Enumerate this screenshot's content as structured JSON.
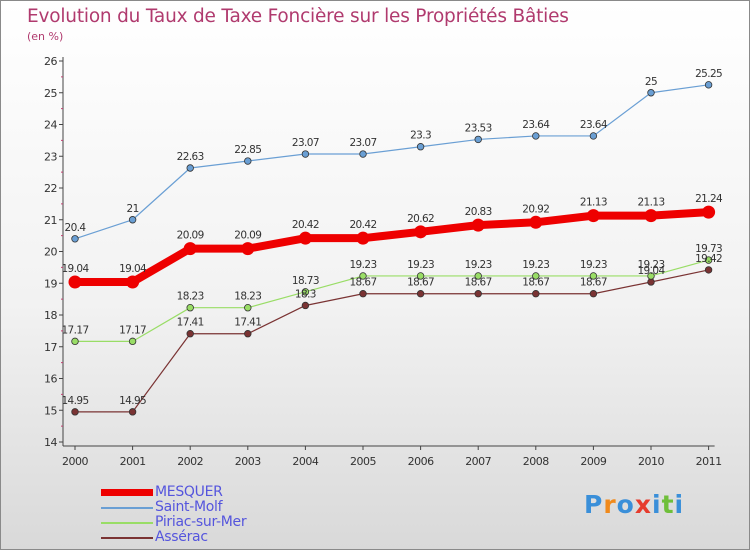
{
  "title": "Evolution du Taux de Taxe Foncière sur les Propriétés Bâties",
  "unit_label": "(en %)",
  "logo": {
    "text": "Proxiti",
    "colors": [
      "#3a8fd9",
      "#f08a1c",
      "#3a8fd9",
      "#e63c2e",
      "#3a8fd9",
      "#6fbf3a",
      "#3a8fd9"
    ]
  },
  "chart_data": {
    "type": "line",
    "x": [
      2000,
      2001,
      2002,
      2003,
      2004,
      2005,
      2006,
      2007,
      2008,
      2009,
      2010,
      2011
    ],
    "ylim": [
      14,
      26
    ],
    "yticks": [
      14,
      15,
      16,
      17,
      18,
      19,
      20,
      21,
      22,
      23,
      24,
      25,
      26
    ],
    "grid": false,
    "legend_position": "bottom-left",
    "series": [
      {
        "name": "MESQUER",
        "color": "#ee0000",
        "width": 8,
        "values": [
          19.04,
          19.04,
          20.09,
          20.09,
          20.42,
          20.42,
          20.62,
          20.83,
          20.92,
          21.13,
          21.13,
          21.24
        ],
        "labels": [
          "19.04",
          "19.04",
          "20.09",
          "20.09",
          "20.42",
          "20.42",
          "20.62",
          "20.83",
          "20.92",
          "21.13",
          "21.13",
          "21.24"
        ]
      },
      {
        "name": "Saint-Molf",
        "color": "#6a9fd4",
        "width": 1.2,
        "values": [
          20.4,
          21,
          22.63,
          22.85,
          23.07,
          23.07,
          23.3,
          23.53,
          23.64,
          23.64,
          25,
          25.25
        ],
        "labels": [
          "20.4",
          "21",
          "22.63",
          "22.85",
          "23.07",
          "23.07",
          "23.3",
          "23.53",
          "23.64",
          "23.64",
          "25",
          "25.25"
        ]
      },
      {
        "name": "Piriac-sur-Mer",
        "color": "#99dd66",
        "width": 1.2,
        "values": [
          17.17,
          17.17,
          18.23,
          18.23,
          18.73,
          19.23,
          19.23,
          19.23,
          19.23,
          19.23,
          19.23,
          19.73
        ],
        "labels": [
          "17.17",
          "17.17",
          "18.23",
          "18.23",
          "18.73",
          "19.23",
          "19.23",
          "19.23",
          "19.23",
          "19.23",
          "19.23",
          "19.73"
        ]
      },
      {
        "name": "Assérac",
        "color": "#7a3333",
        "width": 1.2,
        "values": [
          14.95,
          14.95,
          17.41,
          17.41,
          18.3,
          18.67,
          18.67,
          18.67,
          18.67,
          18.67,
          19.04,
          19.42
        ],
        "labels": [
          "14.95",
          "14.95",
          "17.41",
          "17.41",
          "18.3",
          "18.67",
          "18.67",
          "18.67",
          "18.67",
          "18.67",
          "19.04",
          "19.42"
        ]
      }
    ]
  }
}
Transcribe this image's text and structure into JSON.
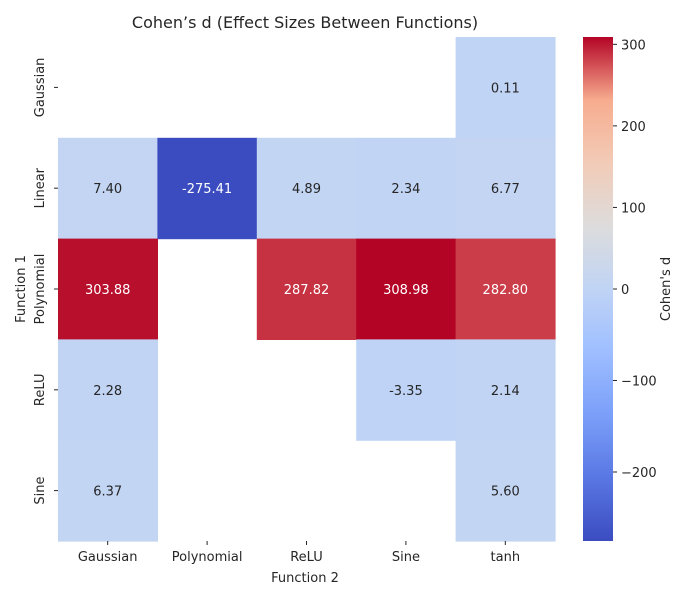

===============

* **WHAT THE EXERCISE ASKS**: In this exercise, set down all of the data exactly, without the pictures.

* **WORKED ANSWER**:
Enumerate this screenshot's content as structured JSON.
{
  "title": "Evolution du Taux de Taxe Foncière sur les Propriétés Bâties",
  "unit_label": "(en %)",
  "logo": {
    "text": "Proxiti",
    "colors": [
      "#3a8fd9",
      "#f08a1c",
      "#3a8fd9",
      "#e63c2e",
      "#3a8fd9",
      "#6fbf3a",
      "#3a8fd9"
    ]
  },
  "chart_data": {
    "type": "line",
    "x": [
      2000,
      2001,
      2002,
      2003,
      2004,
      2005,
      2006,
      2007,
      2008,
      2009,
      2010,
      2011
    ],
    "ylim": [
      14,
      26
    ],
    "yticks": [
      14,
      15,
      16,
      17,
      18,
      19,
      20,
      21,
      22,
      23,
      24,
      25,
      26
    ],
    "grid": false,
    "legend_position": "bottom-left",
    "series": [
      {
        "name": "MESQUER",
        "color": "#ee0000",
        "width": 8,
        "values": [
          19.04,
          19.04,
          20.09,
          20.09,
          20.42,
          20.42,
          20.62,
          20.83,
          20.92,
          21.13,
          21.13,
          21.24
        ],
        "labels": [
          "19.04",
          "19.04",
          "20.09",
          "20.09",
          "20.42",
          "20.42",
          "20.62",
          "20.83",
          "20.92",
          "21.13",
          "21.13",
          "21.24"
        ]
      },
      {
        "name": "Saint-Molf",
        "color": "#6a9fd4",
        "width": 1.2,
        "values": [
          20.4,
          21,
          22.63,
          22.85,
          23.07,
          23.07,
          23.3,
          23.53,
          23.64,
          23.64,
          25,
          25.25
        ],
        "labels": [
          "20.4",
          "21",
          "22.63",
          "22.85",
          "23.07",
          "23.07",
          "23.3",
          "23.53",
          "23.64",
          "23.64",
          "25",
          "25.25"
        ]
      },
      {
        "name": "Piriac-sur-Mer",
        "color": "#99dd66",
        "width": 1.2,
        "values": [
          17.17,
          17.17,
          18.23,
          18.23,
          18.73,
          19.23,
          19.23,
          19.23,
          19.23,
          19.23,
          19.23,
          19.73
        ],
        "labels": [
          "17.17",
          "17.17",
          "18.23",
          "18.23",
          "18.73",
          "19.23",
          "19.23",
          "19.23",
          "19.23",
          "19.23",
          "19.23",
          "19.73"
        ]
      },
      {
        "name": "Assérac",
        "color": "#7a3333",
        "width": 1.2,
        "values": [
          14.95,
          14.95,
          17.41,
          17.41,
          18.3,
          18.67,
          18.67,
          18.67,
          18.67,
          18.67,
          19.04,
          19.42
        ],
        "labels": [
          "14.95",
          "14.95",
          "17.41",
          "17.41",
          "18.3",
          "18.67",
          "18.67",
          "18.67",
          "18.67",
          "18.67",
          "19.04",
          "19.42"
        ]
      }
    ]
  }
}
Transcribe this image's text and structure into JSON.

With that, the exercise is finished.